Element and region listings
-*-*-

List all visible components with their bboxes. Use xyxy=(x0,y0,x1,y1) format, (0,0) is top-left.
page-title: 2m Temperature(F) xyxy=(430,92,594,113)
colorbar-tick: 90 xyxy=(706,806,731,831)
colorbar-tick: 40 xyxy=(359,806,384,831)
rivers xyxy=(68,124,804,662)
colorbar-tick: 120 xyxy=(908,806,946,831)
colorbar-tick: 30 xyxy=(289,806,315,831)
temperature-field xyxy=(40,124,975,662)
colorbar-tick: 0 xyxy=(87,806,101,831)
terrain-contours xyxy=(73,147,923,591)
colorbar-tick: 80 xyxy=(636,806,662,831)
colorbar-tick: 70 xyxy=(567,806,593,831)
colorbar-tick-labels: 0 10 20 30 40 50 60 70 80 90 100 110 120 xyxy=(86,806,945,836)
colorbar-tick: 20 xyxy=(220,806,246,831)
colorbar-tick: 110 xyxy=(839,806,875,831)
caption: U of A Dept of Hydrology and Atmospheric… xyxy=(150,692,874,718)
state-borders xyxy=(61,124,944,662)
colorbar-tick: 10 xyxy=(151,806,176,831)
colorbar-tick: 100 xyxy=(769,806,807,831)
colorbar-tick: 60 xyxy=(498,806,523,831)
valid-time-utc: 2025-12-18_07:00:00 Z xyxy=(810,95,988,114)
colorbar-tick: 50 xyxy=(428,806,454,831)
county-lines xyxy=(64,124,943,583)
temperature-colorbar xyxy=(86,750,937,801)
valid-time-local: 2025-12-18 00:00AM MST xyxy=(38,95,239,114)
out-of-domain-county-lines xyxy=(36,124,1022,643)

-*-*-

What to work on
Rewrite the lines of the row above as a numbered list, skipping any blank lines.

Complete answer
1. List all visible components with their bboxes. Use xyxy=(x0,y0,x1,y1) format, (0,0) is top-left.
2. page-title: 2m Temperature(F) xyxy=(430,92,594,113)
3. colorbar-tick: 90 xyxy=(706,806,731,831)
4. colorbar-tick: 40 xyxy=(359,806,384,831)
5. rivers xyxy=(68,124,804,662)
6. colorbar-tick: 120 xyxy=(908,806,946,831)
7. colorbar-tick: 30 xyxy=(289,806,315,831)
8. temperature-field xyxy=(40,124,975,662)
9. colorbar-tick: 0 xyxy=(87,806,101,831)
10. terrain-contours xyxy=(73,147,923,591)
11. colorbar-tick: 80 xyxy=(636,806,662,831)
12. colorbar-tick: 70 xyxy=(567,806,593,831)
13. colorbar-tick-labels: 0 10 20 30 40 50 60 70 80 90 100 110 120 xyxy=(86,806,945,836)
14. colorbar-tick: 20 xyxy=(220,806,246,831)
15. colorbar-tick: 110 xyxy=(839,806,875,831)
16. caption: U of A Dept of Hydrology and Atmospheric… xyxy=(150,692,874,718)
17. state-borders xyxy=(61,124,944,662)
18. colorbar-tick: 10 xyxy=(151,806,176,831)
19. colorbar-tick: 100 xyxy=(769,806,807,831)
20. colorbar-tick: 60 xyxy=(498,806,523,831)
21. valid-time-utc: 2025-12-18_07:00:00 Z xyxy=(810,95,988,114)
22. colorbar-tick: 50 xyxy=(428,806,454,831)
23. county-lines xyxy=(64,124,943,583)
24. temperature-colorbar xyxy=(86,750,937,801)
25. valid-time-local: 2025-12-18 00:00AM MST xyxy=(38,95,239,114)
26. out-of-domain-county-lines xyxy=(36,124,1022,643)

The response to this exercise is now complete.